** START OF Data for processing **

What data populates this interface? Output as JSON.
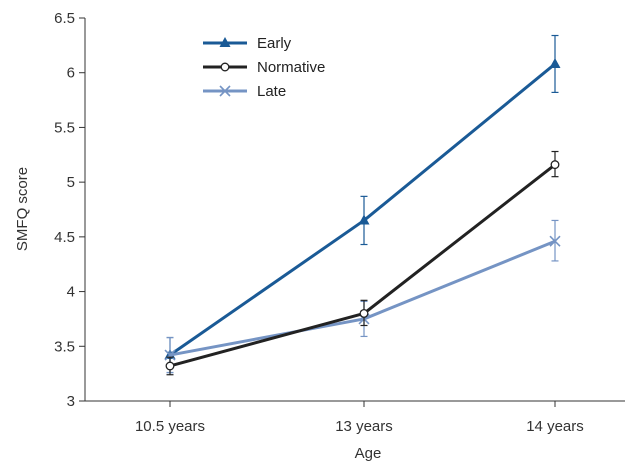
{
  "chart_data": {
    "type": "line",
    "title": "",
    "xlabel": "Age",
    "ylabel": "SMFQ score",
    "categories": [
      "10.5 years",
      "13 years",
      "14 years"
    ],
    "ylim": [
      3,
      6.5
    ],
    "yticks": [
      "3",
      "3.5",
      "4",
      "4.5",
      "5",
      "5.5",
      "6",
      "6.5"
    ],
    "grid": false,
    "legend_position": "top-left",
    "series": [
      {
        "name": "Early",
        "values": [
          3.42,
          4.65,
          6.08
        ],
        "error_low": [
          3.26,
          4.43,
          5.82
        ],
        "error_high": [
          3.58,
          4.87,
          6.34
        ],
        "color": "#1a5a96",
        "marker": "triangle"
      },
      {
        "name": "Normative",
        "values": [
          3.32,
          3.8,
          5.16
        ],
        "error_low": [
          3.24,
          3.69,
          5.05
        ],
        "error_high": [
          3.4,
          3.92,
          5.28
        ],
        "color": "#222222",
        "marker": "circle"
      },
      {
        "name": "Late",
        "values": [
          3.42,
          3.75,
          4.46
        ],
        "error_low": [
          3.26,
          3.59,
          4.28
        ],
        "error_high": [
          3.58,
          3.91,
          4.65
        ],
        "color": "#7594c4",
        "marker": "x"
      }
    ]
  }
}
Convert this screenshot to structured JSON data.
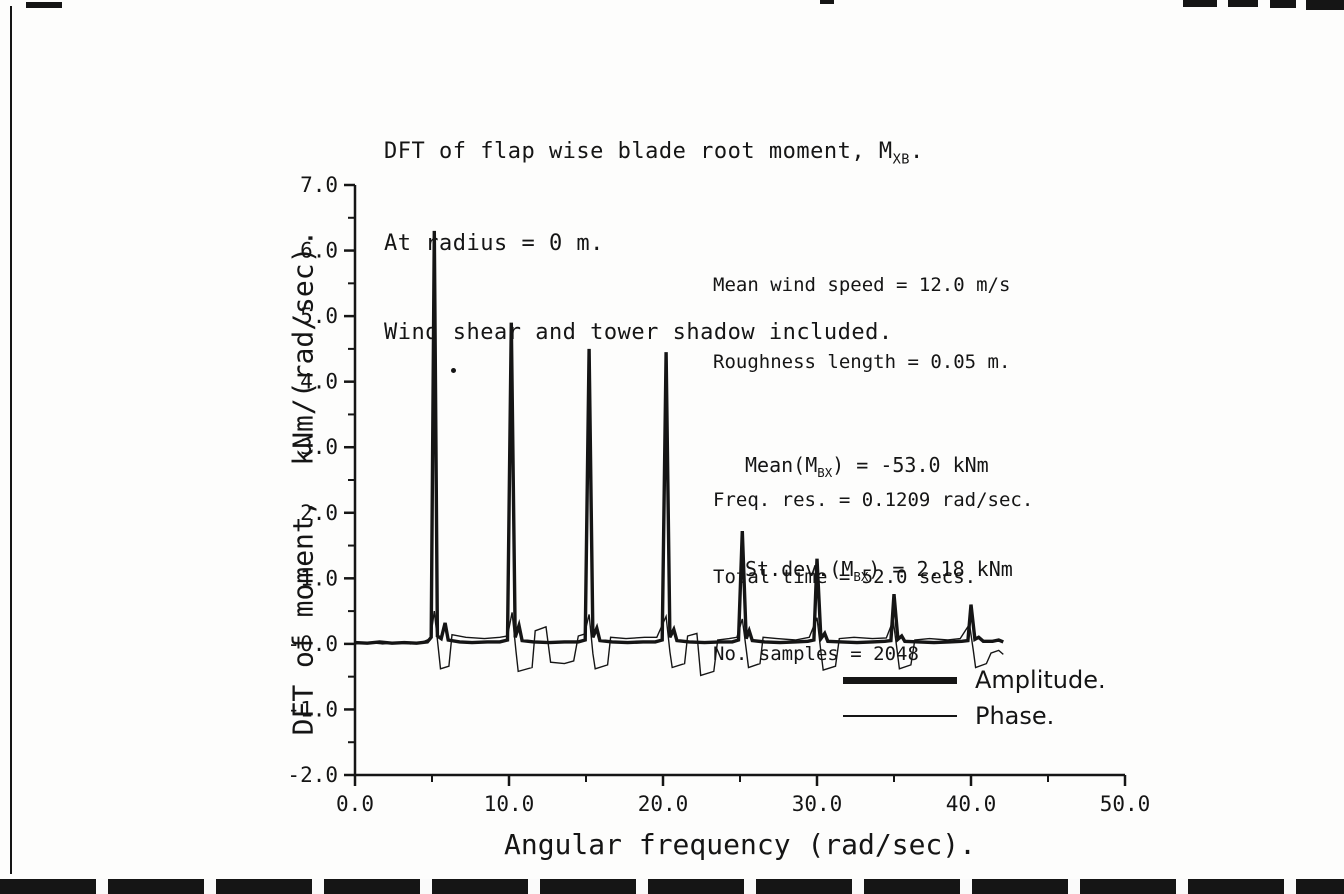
{
  "title": {
    "line1_pre": "DFT of flap wise blade root moment, M",
    "line1_sub": "XB",
    "line1_post": ".",
    "line2": "At radius = 0 m.",
    "line3": "Wind shear and tower shadow included."
  },
  "axes": {
    "ylabel": "DFT of moment,  kNm/(rad/sec).",
    "xlabel": "Angular frequency (rad/sec)."
  },
  "annotations": {
    "wind_speed": "Mean wind speed = 12.0 m/s",
    "roughness": "Roughness length = 0.05 m.",
    "freq_res": "Freq. res. = 0.1209 rad/sec.",
    "total_time": "Total time = 52.0 secs.",
    "samples": "No. samples = 2048",
    "mean_pre": "Mean(M",
    "mean_sub": "BX",
    "mean_post": ") = -53.0 kNm",
    "stdev_pre": "St.dev.(M",
    "stdev_sub": "BX",
    "stdev_post": ") = 2.18 kNm"
  },
  "legend": {
    "amplitude": "Amplitude.",
    "phase": "Phase."
  },
  "chart_data": {
    "type": "line",
    "title": "DFT of flap wise blade root moment, M_XB. At radius = 0 m. Wind shear and tower shadow included.",
    "xlabel": "Angular frequency (rad/sec).",
    "ylabel": "DFT of moment, kNm/(rad/sec).",
    "xlim": [
      0,
      50
    ],
    "ylim": [
      -2,
      7
    ],
    "grid": false,
    "legend_position": "lower right inside plot",
    "x_ticks": [
      0,
      10,
      20,
      30,
      40,
      50
    ],
    "x_tick_labels": [
      "0.0",
      "10.0",
      "20.0",
      "30.0",
      "40.0",
      "50.0"
    ],
    "x_minor_ticks": [
      5,
      15,
      25,
      35,
      45
    ],
    "y_ticks": [
      7,
      6,
      5,
      4,
      3,
      2,
      1,
      0,
      -1,
      -2
    ],
    "y_tick_labels": [
      "7.0",
      "6.0",
      "5.0",
      "4.0",
      "3.0",
      "2.0",
      "1.0",
      "-0.0",
      "-1.0",
      "-2.0"
    ],
    "amplitude_peaks": [
      [
        5.15,
        6.3
      ],
      [
        10.15,
        4.9
      ],
      [
        15.2,
        4.5
      ],
      [
        20.2,
        4.45
      ],
      [
        25.15,
        1.72
      ],
      [
        30.0,
        1.3
      ],
      [
        35.0,
        0.76
      ],
      [
        40.0,
        0.6
      ]
    ],
    "series": [
      {
        "name": "Amplitude.",
        "width_hint": "thick",
        "points": [
          [
            0,
            0.02
          ],
          [
            0.8,
            0.01
          ],
          [
            1.6,
            0.03
          ],
          [
            2.4,
            0.01
          ],
          [
            3.2,
            0.02
          ],
          [
            4.0,
            0.01
          ],
          [
            4.7,
            0.03
          ],
          [
            4.95,
            0.1
          ],
          [
            5.15,
            6.3
          ],
          [
            5.35,
            0.12
          ],
          [
            5.6,
            0.08
          ],
          [
            5.85,
            0.32
          ],
          [
            6.05,
            0.06
          ],
          [
            6.8,
            0.03
          ],
          [
            7.6,
            0.02
          ],
          [
            8.6,
            0.03
          ],
          [
            9.4,
            0.03
          ],
          [
            9.9,
            0.06
          ],
          [
            10.15,
            4.9
          ],
          [
            10.4,
            0.1
          ],
          [
            10.65,
            0.28
          ],
          [
            10.85,
            0.05
          ],
          [
            11.6,
            0.03
          ],
          [
            12.6,
            0.02
          ],
          [
            13.6,
            0.03
          ],
          [
            14.5,
            0.03
          ],
          [
            14.95,
            0.06
          ],
          [
            15.2,
            4.5
          ],
          [
            15.45,
            0.1
          ],
          [
            15.7,
            0.24
          ],
          [
            15.9,
            0.05
          ],
          [
            16.7,
            0.03
          ],
          [
            17.7,
            0.02
          ],
          [
            18.7,
            0.03
          ],
          [
            19.5,
            0.03
          ],
          [
            19.95,
            0.06
          ],
          [
            20.2,
            4.45
          ],
          [
            20.45,
            0.1
          ],
          [
            20.7,
            0.22
          ],
          [
            20.9,
            0.05
          ],
          [
            21.7,
            0.03
          ],
          [
            22.7,
            0.02
          ],
          [
            23.7,
            0.03
          ],
          [
            24.5,
            0.03
          ],
          [
            24.9,
            0.06
          ],
          [
            25.15,
            1.72
          ],
          [
            25.4,
            0.08
          ],
          [
            25.6,
            0.2
          ],
          [
            25.8,
            0.05
          ],
          [
            26.6,
            0.03
          ],
          [
            27.6,
            0.02
          ],
          [
            28.6,
            0.03
          ],
          [
            29.4,
            0.04
          ],
          [
            29.8,
            0.06
          ],
          [
            30.0,
            1.3
          ],
          [
            30.25,
            0.08
          ],
          [
            30.5,
            0.16
          ],
          [
            30.7,
            0.04
          ],
          [
            31.6,
            0.03
          ],
          [
            32.6,
            0.02
          ],
          [
            33.6,
            0.03
          ],
          [
            34.4,
            0.04
          ],
          [
            34.8,
            0.05
          ],
          [
            35.0,
            0.76
          ],
          [
            35.25,
            0.07
          ],
          [
            35.5,
            0.12
          ],
          [
            35.7,
            0.04
          ],
          [
            36.6,
            0.03
          ],
          [
            37.6,
            0.02
          ],
          [
            38.6,
            0.03
          ],
          [
            39.4,
            0.04
          ],
          [
            39.8,
            0.05
          ],
          [
            40.0,
            0.6
          ],
          [
            40.25,
            0.07
          ],
          [
            40.5,
            0.1
          ],
          [
            40.8,
            0.04
          ],
          [
            41.4,
            0.04
          ],
          [
            41.8,
            0.06
          ],
          [
            42.1,
            0.03
          ]
        ]
      },
      {
        "name": "Phase.",
        "width_hint": "thin",
        "points": [
          [
            0,
            0.0
          ],
          [
            0.9,
            0.02
          ],
          [
            1.8,
            0.0
          ],
          [
            2.7,
            0.02
          ],
          [
            3.6,
            0.0
          ],
          [
            4.4,
            0.03
          ],
          [
            4.9,
            0.08
          ],
          [
            5.15,
            0.5
          ],
          [
            5.4,
            -0.05
          ],
          [
            5.55,
            -0.38
          ],
          [
            6.1,
            -0.34
          ],
          [
            6.3,
            0.14
          ],
          [
            7.2,
            0.1
          ],
          [
            8.4,
            0.08
          ],
          [
            9.4,
            0.1
          ],
          [
            9.9,
            0.12
          ],
          [
            10.2,
            0.48
          ],
          [
            10.45,
            -0.1
          ],
          [
            10.6,
            -0.42
          ],
          [
            11.5,
            -0.36
          ],
          [
            11.7,
            0.2
          ],
          [
            12.4,
            0.26
          ],
          [
            12.7,
            -0.28
          ],
          [
            13.6,
            -0.3
          ],
          [
            14.2,
            -0.26
          ],
          [
            14.5,
            0.12
          ],
          [
            14.9,
            0.15
          ],
          [
            15.2,
            0.45
          ],
          [
            15.45,
            -0.15
          ],
          [
            15.6,
            -0.38
          ],
          [
            16.4,
            -0.32
          ],
          [
            16.6,
            0.1
          ],
          [
            17.6,
            0.08
          ],
          [
            18.8,
            0.1
          ],
          [
            19.6,
            0.1
          ],
          [
            20.2,
            0.42
          ],
          [
            20.45,
            -0.12
          ],
          [
            20.6,
            -0.36
          ],
          [
            21.4,
            -0.3
          ],
          [
            21.6,
            0.12
          ],
          [
            22.2,
            0.16
          ],
          [
            22.45,
            -0.48
          ],
          [
            23.3,
            -0.42
          ],
          [
            23.55,
            0.06
          ],
          [
            24.3,
            0.08
          ],
          [
            24.8,
            0.1
          ],
          [
            25.15,
            0.38
          ],
          [
            25.4,
            -0.08
          ],
          [
            25.55,
            -0.36
          ],
          [
            26.3,
            -0.3
          ],
          [
            26.5,
            0.1
          ],
          [
            27.4,
            0.08
          ],
          [
            28.6,
            0.06
          ],
          [
            29.5,
            0.1
          ],
          [
            30.0,
            0.4
          ],
          [
            30.25,
            -0.12
          ],
          [
            30.4,
            -0.4
          ],
          [
            31.2,
            -0.34
          ],
          [
            31.45,
            0.08
          ],
          [
            32.4,
            0.1
          ],
          [
            33.6,
            0.08
          ],
          [
            34.5,
            0.09
          ],
          [
            34.95,
            0.36
          ],
          [
            35.2,
            -0.1
          ],
          [
            35.35,
            -0.38
          ],
          [
            36.1,
            -0.32
          ],
          [
            36.35,
            0.06
          ],
          [
            37.3,
            0.08
          ],
          [
            38.5,
            0.06
          ],
          [
            39.3,
            0.08
          ],
          [
            39.9,
            0.3
          ],
          [
            40.15,
            -0.1
          ],
          [
            40.3,
            -0.36
          ],
          [
            41.0,
            -0.3
          ],
          [
            41.3,
            -0.14
          ],
          [
            41.8,
            -0.1
          ],
          [
            42.1,
            -0.16
          ]
        ]
      }
    ],
    "ink_color": "#151515"
  }
}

** END OF Data for processing **

_The task_
Pick out and copy every line that contains the word "this".

_Written reply_
What data populates this interface? Output as JSON.
Convert this screenshot to structured JSON data.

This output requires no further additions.